PROBLEM> In this exercise, reproduce all the entries that follow exactly.

Saved data entries:
%%

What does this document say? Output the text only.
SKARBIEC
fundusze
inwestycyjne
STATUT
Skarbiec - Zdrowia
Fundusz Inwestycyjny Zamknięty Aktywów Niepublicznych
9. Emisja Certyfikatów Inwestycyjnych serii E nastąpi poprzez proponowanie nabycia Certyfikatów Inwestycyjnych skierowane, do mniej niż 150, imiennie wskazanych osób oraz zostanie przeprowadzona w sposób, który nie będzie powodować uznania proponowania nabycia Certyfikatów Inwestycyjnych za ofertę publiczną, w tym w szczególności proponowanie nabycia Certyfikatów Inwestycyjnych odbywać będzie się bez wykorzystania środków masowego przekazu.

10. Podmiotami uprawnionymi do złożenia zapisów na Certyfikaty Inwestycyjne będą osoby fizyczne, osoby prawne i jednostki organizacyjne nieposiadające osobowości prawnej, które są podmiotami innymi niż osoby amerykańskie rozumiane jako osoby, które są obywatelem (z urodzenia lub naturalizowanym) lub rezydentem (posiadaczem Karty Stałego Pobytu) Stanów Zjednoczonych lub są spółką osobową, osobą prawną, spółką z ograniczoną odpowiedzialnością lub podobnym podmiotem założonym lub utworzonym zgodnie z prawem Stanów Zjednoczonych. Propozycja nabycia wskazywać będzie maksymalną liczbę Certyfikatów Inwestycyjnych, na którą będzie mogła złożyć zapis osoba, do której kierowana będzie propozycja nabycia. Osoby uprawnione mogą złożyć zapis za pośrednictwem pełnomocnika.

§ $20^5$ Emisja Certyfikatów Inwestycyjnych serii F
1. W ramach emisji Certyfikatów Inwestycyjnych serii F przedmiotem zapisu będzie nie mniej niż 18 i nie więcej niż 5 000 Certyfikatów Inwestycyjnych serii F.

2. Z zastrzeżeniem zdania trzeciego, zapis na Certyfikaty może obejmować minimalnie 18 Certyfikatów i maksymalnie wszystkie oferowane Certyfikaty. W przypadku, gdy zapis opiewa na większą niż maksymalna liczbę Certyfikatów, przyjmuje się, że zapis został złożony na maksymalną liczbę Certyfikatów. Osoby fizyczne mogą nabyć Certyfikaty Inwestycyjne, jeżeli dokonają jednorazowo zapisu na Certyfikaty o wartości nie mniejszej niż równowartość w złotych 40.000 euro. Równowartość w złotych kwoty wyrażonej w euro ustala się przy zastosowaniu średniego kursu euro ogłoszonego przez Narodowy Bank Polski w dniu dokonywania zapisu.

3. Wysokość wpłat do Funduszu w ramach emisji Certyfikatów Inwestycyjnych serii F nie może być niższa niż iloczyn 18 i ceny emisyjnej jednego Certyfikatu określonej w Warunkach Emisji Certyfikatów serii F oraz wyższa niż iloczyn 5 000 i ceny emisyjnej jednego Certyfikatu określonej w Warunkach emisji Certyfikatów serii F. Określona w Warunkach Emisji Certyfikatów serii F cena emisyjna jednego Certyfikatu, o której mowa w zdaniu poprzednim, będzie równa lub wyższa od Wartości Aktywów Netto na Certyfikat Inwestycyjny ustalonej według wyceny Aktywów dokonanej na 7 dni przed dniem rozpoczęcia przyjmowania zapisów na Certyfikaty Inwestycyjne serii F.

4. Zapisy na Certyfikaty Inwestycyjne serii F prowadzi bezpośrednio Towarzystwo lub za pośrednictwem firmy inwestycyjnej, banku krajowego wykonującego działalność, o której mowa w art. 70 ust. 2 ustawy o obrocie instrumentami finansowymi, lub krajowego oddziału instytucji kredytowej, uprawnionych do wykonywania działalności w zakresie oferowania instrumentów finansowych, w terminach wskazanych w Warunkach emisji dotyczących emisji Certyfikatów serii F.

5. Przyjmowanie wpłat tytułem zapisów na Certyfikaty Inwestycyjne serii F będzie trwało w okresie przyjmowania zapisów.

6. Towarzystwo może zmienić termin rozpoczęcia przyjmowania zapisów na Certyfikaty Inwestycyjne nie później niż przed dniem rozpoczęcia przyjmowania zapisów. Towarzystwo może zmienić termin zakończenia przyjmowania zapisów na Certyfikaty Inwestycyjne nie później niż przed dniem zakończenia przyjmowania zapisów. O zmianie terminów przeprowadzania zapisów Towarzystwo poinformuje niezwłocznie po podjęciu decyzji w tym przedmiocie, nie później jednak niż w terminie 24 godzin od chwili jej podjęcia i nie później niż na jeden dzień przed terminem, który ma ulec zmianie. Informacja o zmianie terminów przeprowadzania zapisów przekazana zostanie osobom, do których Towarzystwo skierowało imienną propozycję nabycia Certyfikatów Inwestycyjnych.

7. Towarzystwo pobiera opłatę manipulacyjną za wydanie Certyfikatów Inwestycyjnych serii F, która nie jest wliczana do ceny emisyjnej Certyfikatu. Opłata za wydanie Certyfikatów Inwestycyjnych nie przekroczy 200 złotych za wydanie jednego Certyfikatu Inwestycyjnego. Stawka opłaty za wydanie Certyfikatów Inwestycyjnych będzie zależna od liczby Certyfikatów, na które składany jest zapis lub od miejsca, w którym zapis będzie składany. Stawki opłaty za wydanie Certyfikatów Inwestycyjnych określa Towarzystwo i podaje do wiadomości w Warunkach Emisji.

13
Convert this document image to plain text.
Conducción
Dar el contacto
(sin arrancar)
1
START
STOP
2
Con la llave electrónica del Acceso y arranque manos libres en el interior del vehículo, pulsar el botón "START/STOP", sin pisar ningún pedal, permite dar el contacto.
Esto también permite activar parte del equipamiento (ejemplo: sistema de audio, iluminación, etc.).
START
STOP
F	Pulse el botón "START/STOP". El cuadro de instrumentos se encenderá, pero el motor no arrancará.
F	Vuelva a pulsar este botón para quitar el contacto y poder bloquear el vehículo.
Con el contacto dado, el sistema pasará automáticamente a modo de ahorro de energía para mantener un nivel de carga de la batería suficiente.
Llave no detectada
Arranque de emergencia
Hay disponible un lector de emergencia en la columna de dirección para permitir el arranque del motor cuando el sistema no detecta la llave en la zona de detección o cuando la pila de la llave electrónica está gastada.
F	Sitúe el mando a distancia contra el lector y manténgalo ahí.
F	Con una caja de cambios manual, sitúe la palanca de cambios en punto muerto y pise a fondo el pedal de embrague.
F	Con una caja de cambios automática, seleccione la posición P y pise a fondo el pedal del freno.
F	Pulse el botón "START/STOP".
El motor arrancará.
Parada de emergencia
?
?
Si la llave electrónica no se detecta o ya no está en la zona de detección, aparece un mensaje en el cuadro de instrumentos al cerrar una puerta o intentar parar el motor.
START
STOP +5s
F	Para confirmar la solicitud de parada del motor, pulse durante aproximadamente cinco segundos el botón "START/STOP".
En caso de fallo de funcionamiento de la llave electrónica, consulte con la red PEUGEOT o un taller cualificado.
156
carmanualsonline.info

%%

REPLY>
What does this document say? Output the text only.
SKARBIEC
fundusze
inwestycyjne
STATUT
Skarbiec - Zdrowia
Fundusz Inwestycyjny Zamknięty Aktywów Niepublicznych
9. Emisja Certyfikatów Inwestycyjnych serii E nastąpi poprzez proponowanie nabycia Certyfikatów Inwestycyjnych skierowane, do mniej niż 150, imiennie wskazanych osób oraz zostanie przeprowadzona w sposób, który nie będzie powodować uznania proponowania nabycia Certyfikatów Inwestycyjnych za ofertę publiczną, w tym w szczególności proponowanie nabycia Certyfikatów Inwestycyjnych odbywać będzie się bez wykorzystania środków masowego przekazu.

10. Podmiotami uprawnionymi do złożenia zapisów na Certyfikaty Inwestycyjne będą osoby fizyczne, osoby prawne i jednostki organizacyjne nieposiadające osobowości prawnej, które są podmiotami innymi niż osoby amerykańskie rozumiane jako osoby, które są obywatelem (z urodzenia lub naturalizowanym) lub rezydentem (posiadaczem Karty Stałego Pobytu) Stanów Zjednoczonych lub są spółką osobową, osobą prawną, spółką z ograniczoną odpowiedzialnością lub podobnym podmiotem założonym lub utworzonym zgodnie z prawem Stanów Zjednoczonych. Propozycja nabycia wskazywać będzie maksymalną liczbę Certyfikatów Inwestycyjnych, na którą będzie mogła złożyć zapis osoba, do której kierowana będzie propozycja nabycia. Osoby uprawnione mogą złożyć zapis za pośrednictwem pełnomocnika.

§ $20^5$ Emisja Certyfikatów Inwestycyjnych serii F
1. W ramach emisji Certyfikatów Inwestycyjnych serii F przedmiotem zapisu będzie nie mniej niż 18 i nie więcej niż 5 000 Certyfikatów Inwestycyjnych serii F.

2. Z zastrzeżeniem zdania trzeciego, zapis na Certyfikaty może obejmować minimalnie 18 Certyfikatów i maksymalnie wszystkie oferowane Certyfikaty. W przypadku, gdy zapis opiewa na większą niż maksymalna liczbę Certyfikatów, przyjmuje się, że zapis został złożony na maksymalną liczbę Certyfikatów. Osoby fizyczne mogą nabyć Certyfikaty Inwestycyjne, jeżeli dokonają jednorazowo zapisu na Certyfikaty o wartości nie mniejszej niż równowartość w złotych 40.000 euro. Równowartość w złotych kwoty wyrażonej w euro ustala się przy zastosowaniu średniego kursu euro ogłoszonego przez Narodowy Bank Polski w dniu dokonywania zapisu.

3. Wysokość wpłat do Funduszu w ramach emisji Certyfikatów Inwestycyjnych serii F nie może być niższa niż iloczyn 18 i ceny emisyjnej jednego Certyfikatu określonej w Warunkach Emisji Certyfikatów serii F oraz wyższa niż iloczyn 5 000 i ceny emisyjnej jednego Certyfikatu określonej w Warunkach emisji Certyfikatów serii F. Określona w Warunkach Emisji Certyfikatów serii F cena emisyjna jednego Certyfikatu, o której mowa w zdaniu poprzednim, będzie równa lub wyższa od Wartości Aktywów Netto na Certyfikat Inwestycyjny ustalonej według wyceny Aktywów dokonanej na 7 dni przed dniem rozpoczęcia przyjmowania zapisów na Certyfikaty Inwestycyjne serii F.

4. Zapisy na Certyfikaty Inwestycyjne serii F prowadzi bezpośrednio Towarzystwo lub za pośrednictwem firmy inwestycyjnej, banku krajowego wykonującego działalność, o której mowa w art. 70 ust. 2 ustawy o obrocie instrumentami finansowymi, lub krajowego oddziału instytucji kredytowej, uprawnionych do wykonywania działalności w zakresie oferowania instrumentów finansowych, w terminach wskazanych w Warunkach emisji dotyczących emisji Certyfikatów serii F.

5. Przyjmowanie wpłat tytułem zapisów na Certyfikaty Inwestycyjne serii F będzie trwało w okresie przyjmowania zapisów.

6. Towarzystwo może zmienić termin rozpoczęcia przyjmowania zapisów na Certyfikaty Inwestycyjne nie później niż przed dniem rozpoczęcia przyjmowania zapisów. Towarzystwo może zmienić termin zakończenia przyjmowania zapisów na Certyfikaty Inwestycyjne nie później niż przed dniem zakończenia przyjmowania zapisów. O zmianie terminów przeprowadzania zapisów Towarzystwo poinformuje niezwłocznie po podjęciu decyzji w tym przedmiocie, nie później jednak niż w terminie 24 godzin od chwili jej podjęcia i nie później niż na jeden dzień przed terminem, który ma ulec zmianie. Informacja o zmianie terminów przeprowadzania zapisów przekazana zostanie osobom, do których Towarzystwo skierowało imienną propozycję nabycia Certyfikatów Inwestycyjnych.

7. Towarzystwo pobiera opłatę manipulacyjną za wydanie Certyfikatów Inwestycyjnych serii F, która nie jest wliczana do ceny emisyjnej Certyfikatu. Opłata za wydanie Certyfikatów Inwestycyjnych nie przekroczy 200 złotych za wydanie jednego Certyfikatu Inwestycyjnego. Stawka opłaty za wydanie Certyfikatów Inwestycyjnych będzie zależna od liczby Certyfikatów, na które składany jest zapis lub od miejsca, w którym zapis będzie składany. Stawki opłaty za wydanie Certyfikatów Inwestycyjnych określa Towarzystwo i podaje do wiadomości w Warunkach Emisji.

13
Convert this document image to plain text.
Conducción
Dar el contacto
(sin arrancar)
1
START
STOP
2
Con la llave electrónica del Acceso y arranque manos libres en el interior del vehículo, pulsar el botón "START/STOP", sin pisar ningún pedal, permite dar el contacto.
Esto también permite activar parte del equipamiento (ejemplo: sistema de audio, iluminación, etc.).
START
STOP
F	Pulse el botón "START/STOP". El cuadro de instrumentos se encenderá, pero el motor no arrancará.
F	Vuelva a pulsar este botón para quitar el contacto y poder bloquear el vehículo.
Con el contacto dado, el sistema pasará automáticamente a modo de ahorro de energía para mantener un nivel de carga de la batería suficiente.
Llave no detectada
Arranque de emergencia
Hay disponible un lector de emergencia en la columna de dirección para permitir el arranque del motor cuando el sistema no detecta la llave en la zona de detección o cuando la pila de la llave electrónica está gastada.
F	Sitúe el mando a distancia contra el lector y manténgalo ahí.
F	Con una caja de cambios manual, sitúe la palanca de cambios en punto muerto y pise a fondo el pedal de embrague.
F	Con una caja de cambios automática, seleccione la posición P y pise a fondo el pedal del freno.
F	Pulse el botón "START/STOP".
El motor arrancará.
Parada de emergencia
?
?
Si la llave electrónica no se detecta o ya no está en la zona de detección, aparece un mensaje en el cuadro de instrumentos al cerrar una puerta o intentar parar el motor.
START
STOP +5s
F	Para confirmar la solicitud de parada del motor, pulse durante aproximadamente cinco segundos el botón "START/STOP".
En caso de fallo de funcionamiento de la llave electrónica, consulte con la red PEUGEOT o un taller cualificado.
156
carmanualsonline.info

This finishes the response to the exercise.